Items from a data source:

--

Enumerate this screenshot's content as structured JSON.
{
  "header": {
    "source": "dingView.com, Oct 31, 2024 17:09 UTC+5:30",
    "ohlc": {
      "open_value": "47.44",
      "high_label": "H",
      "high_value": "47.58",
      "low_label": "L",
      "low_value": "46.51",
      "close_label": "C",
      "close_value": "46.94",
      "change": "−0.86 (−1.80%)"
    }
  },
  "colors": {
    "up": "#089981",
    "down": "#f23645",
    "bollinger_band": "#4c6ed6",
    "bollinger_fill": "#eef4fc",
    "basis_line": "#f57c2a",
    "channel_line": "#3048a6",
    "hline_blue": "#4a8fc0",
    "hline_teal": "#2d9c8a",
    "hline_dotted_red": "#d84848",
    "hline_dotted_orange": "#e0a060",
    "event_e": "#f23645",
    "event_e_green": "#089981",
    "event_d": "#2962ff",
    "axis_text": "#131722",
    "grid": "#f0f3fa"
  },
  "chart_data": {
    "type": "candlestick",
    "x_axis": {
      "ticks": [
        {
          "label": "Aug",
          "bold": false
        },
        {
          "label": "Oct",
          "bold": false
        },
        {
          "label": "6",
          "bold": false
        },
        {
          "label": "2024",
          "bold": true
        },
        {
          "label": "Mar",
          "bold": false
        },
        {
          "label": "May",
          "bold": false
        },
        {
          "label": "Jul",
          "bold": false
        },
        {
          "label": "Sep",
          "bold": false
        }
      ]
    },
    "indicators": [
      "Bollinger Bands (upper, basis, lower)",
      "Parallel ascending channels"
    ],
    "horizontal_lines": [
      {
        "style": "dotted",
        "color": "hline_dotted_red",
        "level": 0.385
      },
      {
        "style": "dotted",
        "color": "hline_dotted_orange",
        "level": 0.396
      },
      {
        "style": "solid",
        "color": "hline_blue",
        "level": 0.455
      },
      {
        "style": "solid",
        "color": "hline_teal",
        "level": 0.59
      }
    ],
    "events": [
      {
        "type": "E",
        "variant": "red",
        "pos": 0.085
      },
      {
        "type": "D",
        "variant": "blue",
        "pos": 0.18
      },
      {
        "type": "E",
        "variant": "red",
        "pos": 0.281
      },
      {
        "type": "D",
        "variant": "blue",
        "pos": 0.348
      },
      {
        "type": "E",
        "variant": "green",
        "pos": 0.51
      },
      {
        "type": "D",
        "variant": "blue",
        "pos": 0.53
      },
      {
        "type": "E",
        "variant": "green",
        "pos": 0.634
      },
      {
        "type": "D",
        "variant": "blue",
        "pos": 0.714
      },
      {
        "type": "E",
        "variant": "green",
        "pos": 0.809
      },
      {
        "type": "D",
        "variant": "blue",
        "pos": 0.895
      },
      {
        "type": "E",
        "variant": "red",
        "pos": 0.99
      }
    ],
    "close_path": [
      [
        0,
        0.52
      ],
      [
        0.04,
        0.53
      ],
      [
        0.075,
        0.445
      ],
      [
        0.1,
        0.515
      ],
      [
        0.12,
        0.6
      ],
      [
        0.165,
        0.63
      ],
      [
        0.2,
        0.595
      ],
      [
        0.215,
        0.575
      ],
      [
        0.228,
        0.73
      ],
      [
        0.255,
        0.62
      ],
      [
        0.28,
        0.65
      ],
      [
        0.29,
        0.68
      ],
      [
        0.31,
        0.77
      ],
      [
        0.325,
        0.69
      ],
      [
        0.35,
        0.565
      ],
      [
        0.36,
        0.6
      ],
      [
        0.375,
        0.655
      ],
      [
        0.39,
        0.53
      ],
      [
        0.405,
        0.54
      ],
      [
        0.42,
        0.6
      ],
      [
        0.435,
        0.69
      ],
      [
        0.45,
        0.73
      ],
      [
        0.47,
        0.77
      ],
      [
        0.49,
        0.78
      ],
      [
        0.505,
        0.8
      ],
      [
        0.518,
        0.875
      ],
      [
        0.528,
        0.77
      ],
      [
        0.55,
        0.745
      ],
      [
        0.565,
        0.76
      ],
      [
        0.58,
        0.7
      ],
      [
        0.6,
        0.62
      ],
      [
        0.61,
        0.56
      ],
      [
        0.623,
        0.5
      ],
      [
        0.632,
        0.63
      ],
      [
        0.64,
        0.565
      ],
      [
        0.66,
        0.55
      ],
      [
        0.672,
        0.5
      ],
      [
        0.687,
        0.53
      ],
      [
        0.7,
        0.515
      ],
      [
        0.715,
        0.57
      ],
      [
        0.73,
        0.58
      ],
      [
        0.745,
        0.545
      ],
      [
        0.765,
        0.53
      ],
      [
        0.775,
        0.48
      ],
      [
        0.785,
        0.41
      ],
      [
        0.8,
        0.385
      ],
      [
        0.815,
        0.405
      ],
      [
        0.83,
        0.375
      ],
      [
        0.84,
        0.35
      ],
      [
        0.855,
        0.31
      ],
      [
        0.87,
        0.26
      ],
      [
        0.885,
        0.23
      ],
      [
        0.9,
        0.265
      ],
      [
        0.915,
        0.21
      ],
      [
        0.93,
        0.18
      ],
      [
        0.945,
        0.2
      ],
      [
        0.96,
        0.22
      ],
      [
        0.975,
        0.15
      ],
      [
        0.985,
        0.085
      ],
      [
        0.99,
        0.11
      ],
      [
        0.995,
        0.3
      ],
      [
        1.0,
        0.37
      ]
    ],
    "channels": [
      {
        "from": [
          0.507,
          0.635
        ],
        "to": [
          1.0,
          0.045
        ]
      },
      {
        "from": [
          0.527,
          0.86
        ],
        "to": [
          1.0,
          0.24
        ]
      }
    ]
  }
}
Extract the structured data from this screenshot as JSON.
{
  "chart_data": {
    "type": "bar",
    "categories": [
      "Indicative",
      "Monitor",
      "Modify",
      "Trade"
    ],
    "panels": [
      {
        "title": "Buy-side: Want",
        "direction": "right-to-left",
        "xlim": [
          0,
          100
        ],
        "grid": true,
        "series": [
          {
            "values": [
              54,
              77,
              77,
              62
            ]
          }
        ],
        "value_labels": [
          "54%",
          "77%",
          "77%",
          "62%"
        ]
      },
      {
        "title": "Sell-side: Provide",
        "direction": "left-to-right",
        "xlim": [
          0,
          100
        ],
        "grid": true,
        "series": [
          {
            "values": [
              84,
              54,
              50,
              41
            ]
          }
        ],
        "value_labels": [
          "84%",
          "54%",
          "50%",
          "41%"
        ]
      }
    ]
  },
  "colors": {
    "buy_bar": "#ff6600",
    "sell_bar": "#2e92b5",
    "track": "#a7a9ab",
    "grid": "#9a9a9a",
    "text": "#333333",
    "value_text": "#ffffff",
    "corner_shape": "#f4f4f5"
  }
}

--

_YOUR GOAL_. Reproduce the complete set of lines precisely as supplied.

_REPLY_.
Enumerate this screenshot's content as structured JSON.
{
  "header": {
    "source": "dingView.com, Oct 31, 2024 17:09 UTC+5:30",
    "ohlc": {
      "open_value": "47.44",
      "high_label": "H",
      "high_value": "47.58",
      "low_label": "L",
      "low_value": "46.51",
      "close_label": "C",
      "close_value": "46.94",
      "change": "−0.86 (−1.80%)"
    }
  },
  "colors": {
    "up": "#089981",
    "down": "#f23645",
    "bollinger_band": "#4c6ed6",
    "bollinger_fill": "#eef4fc",
    "basis_line": "#f57c2a",
    "channel_line": "#3048a6",
    "hline_blue": "#4a8fc0",
    "hline_teal": "#2d9c8a",
    "hline_dotted_red": "#d84848",
    "hline_dotted_orange": "#e0a060",
    "event_e": "#f23645",
    "event_e_green": "#089981",
    "event_d": "#2962ff",
    "axis_text": "#131722",
    "grid": "#f0f3fa"
  },
  "chart_data": {
    "type": "candlestick",
    "x_axis": {
      "ticks": [
        {
          "label": "Aug",
          "bold": false
        },
        {
          "label": "Oct",
          "bold": false
        },
        {
          "label": "6",
          "bold": false
        },
        {
          "label": "2024",
          "bold": true
        },
        {
          "label": "Mar",
          "bold": false
        },
        {
          "label": "May",
          "bold": false
        },
        {
          "label": "Jul",
          "bold": false
        },
        {
          "label": "Sep",
          "bold": false
        }
      ]
    },
    "indicators": [
      "Bollinger Bands (upper, basis, lower)",
      "Parallel ascending channels"
    ],
    "horizontal_lines": [
      {
        "style": "dotted",
        "color": "hline_dotted_red",
        "level": 0.385
      },
      {
        "style": "dotted",
        "color": "hline_dotted_orange",
        "level": 0.396
      },
      {
        "style": "solid",
        "color": "hline_blue",
        "level": 0.455
      },
      {
        "style": "solid",
        "color": "hline_teal",
        "level": 0.59
      }
    ],
    "events": [
      {
        "type": "E",
        "variant": "red",
        "pos": 0.085
      },
      {
        "type": "D",
        "variant": "blue",
        "pos": 0.18
      },
      {
        "type": "E",
        "variant": "red",
        "pos": 0.281
      },
      {
        "type": "D",
        "variant": "blue",
        "pos": 0.348
      },
      {
        "type": "E",
        "variant": "green",
        "pos": 0.51
      },
      {
        "type": "D",
        "variant": "blue",
        "pos": 0.53
      },
      {
        "type": "E",
        "variant": "green",
        "pos": 0.634
      },
      {
        "type": "D",
        "variant": "blue",
        "pos": 0.714
      },
      {
        "type": "E",
        "variant": "green",
        "pos": 0.809
      },
      {
        "type": "D",
        "variant": "blue",
        "pos": 0.895
      },
      {
        "type": "E",
        "variant": "red",
        "pos": 0.99
      }
    ],
    "close_path": [
      [
        0,
        0.52
      ],
      [
        0.04,
        0.53
      ],
      [
        0.075,
        0.445
      ],
      [
        0.1,
        0.515
      ],
      [
        0.12,
        0.6
      ],
      [
        0.165,
        0.63
      ],
      [
        0.2,
        0.595
      ],
      [
        0.215,
        0.575
      ],
      [
        0.228,
        0.73
      ],
      [
        0.255,
        0.62
      ],
      [
        0.28,
        0.65
      ],
      [
        0.29,
        0.68
      ],
      [
        0.31,
        0.77
      ],
      [
        0.325,
        0.69
      ],
      [
        0.35,
        0.565
      ],
      [
        0.36,
        0.6
      ],
      [
        0.375,
        0.655
      ],
      [
        0.39,
        0.53
      ],
      [
        0.405,
        0.54
      ],
      [
        0.42,
        0.6
      ],
      [
        0.435,
        0.69
      ],
      [
        0.45,
        0.73
      ],
      [
        0.47,
        0.77
      ],
      [
        0.49,
        0.78
      ],
      [
        0.505,
        0.8
      ],
      [
        0.518,
        0.875
      ],
      [
        0.528,
        0.77
      ],
      [
        0.55,
        0.745
      ],
      [
        0.565,
        0.76
      ],
      [
        0.58,
        0.7
      ],
      [
        0.6,
        0.62
      ],
      [
        0.61,
        0.56
      ],
      [
        0.623,
        0.5
      ],
      [
        0.632,
        0.63
      ],
      [
        0.64,
        0.565
      ],
      [
        0.66,
        0.55
      ],
      [
        0.672,
        0.5
      ],
      [
        0.687,
        0.53
      ],
      [
        0.7,
        0.515
      ],
      [
        0.715,
        0.57
      ],
      [
        0.73,
        0.58
      ],
      [
        0.745,
        0.545
      ],
      [
        0.765,
        0.53
      ],
      [
        0.775,
        0.48
      ],
      [
        0.785,
        0.41
      ],
      [
        0.8,
        0.385
      ],
      [
        0.815,
        0.405
      ],
      [
        0.83,
        0.375
      ],
      [
        0.84,
        0.35
      ],
      [
        0.855,
        0.31
      ],
      [
        0.87,
        0.26
      ],
      [
        0.885,
        0.23
      ],
      [
        0.9,
        0.265
      ],
      [
        0.915,
        0.21
      ],
      [
        0.93,
        0.18
      ],
      [
        0.945,
        0.2
      ],
      [
        0.96,
        0.22
      ],
      [
        0.975,
        0.15
      ],
      [
        0.985,
        0.085
      ],
      [
        0.99,
        0.11
      ],
      [
        0.995,
        0.3
      ],
      [
        1.0,
        0.37
      ]
    ],
    "channels": [
      {
        "from": [
          0.507,
          0.635
        ],
        "to": [
          1.0,
          0.045
        ]
      },
      {
        "from": [
          0.527,
          0.86
        ],
        "to": [
          1.0,
          0.24
        ]
      }
    ]
  }
}
Extract the structured data from this screenshot as JSON.
{
  "chart_data": {
    "type": "bar",
    "categories": [
      "Indicative",
      "Monitor",
      "Modify",
      "Trade"
    ],
    "panels": [
      {
        "title": "Buy-side: Want",
        "direction": "right-to-left",
        "xlim": [
          0,
          100
        ],
        "grid": true,
        "series": [
          {
            "values": [
              54,
              77,
              77,
              62
            ]
          }
        ],
        "value_labels": [
          "54%",
          "77%",
          "77%",
          "62%"
        ]
      },
      {
        "title": "Sell-side: Provide",
        "direction": "left-to-right",
        "xlim": [
          0,
          100
        ],
        "grid": true,
        "series": [
          {
            "values": [
              84,
              54,
              50,
              41
            ]
          }
        ],
        "value_labels": [
          "84%",
          "54%",
          "50%",
          "41%"
        ]
      }
    ]
  },
  "colors": {
    "buy_bar": "#ff6600",
    "sell_bar": "#2e92b5",
    "track": "#a7a9ab",
    "grid": "#9a9a9a",
    "text": "#333333",
    "value_text": "#ffffff",
    "corner_shape": "#f4f4f5"
  }
}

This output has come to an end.